## What to produce
Show all lines of the listing that hold the word "Touch".
begin
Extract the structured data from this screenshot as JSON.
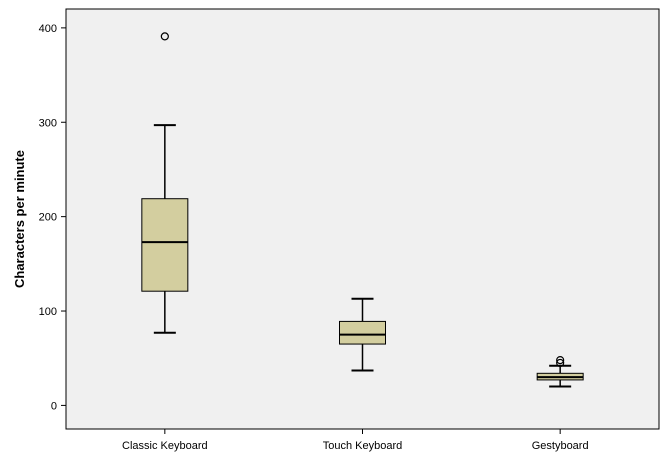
{
  "chart_data": {
    "type": "boxplot",
    "title": "",
    "xlabel": "",
    "ylabel": "Characters per minute",
    "ylim": [
      -25,
      420
    ],
    "yticks": [
      0,
      100,
      200,
      300,
      400
    ],
    "grid": false,
    "categories": [
      "Classic Keyboard",
      "Touch Keyboard",
      "Gestyboard"
    ],
    "boxes": [
      {
        "category": "Classic Keyboard",
        "whisker_low": 77,
        "q1": 121,
        "median": 173,
        "q3": 219,
        "whisker_high": 297,
        "outliers": [
          391
        ]
      },
      {
        "category": "Touch Keyboard",
        "whisker_low": 37,
        "q1": 65,
        "median": 75,
        "q3": 89,
        "whisker_high": 113,
        "outliers": []
      },
      {
        "category": "Gestyboard",
        "whisker_low": 20,
        "q1": 27,
        "median": 30,
        "q3": 34,
        "whisker_high": 42,
        "outliers": [
          45,
          48
        ]
      }
    ],
    "colors": {
      "plot_background": "#f0f0f0",
      "box_fill": "#d3ce9f",
      "stroke": "#000000"
    }
  }
}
end
## Written response
      "Touch Keyboard",
        "category": "Touch Keyboard",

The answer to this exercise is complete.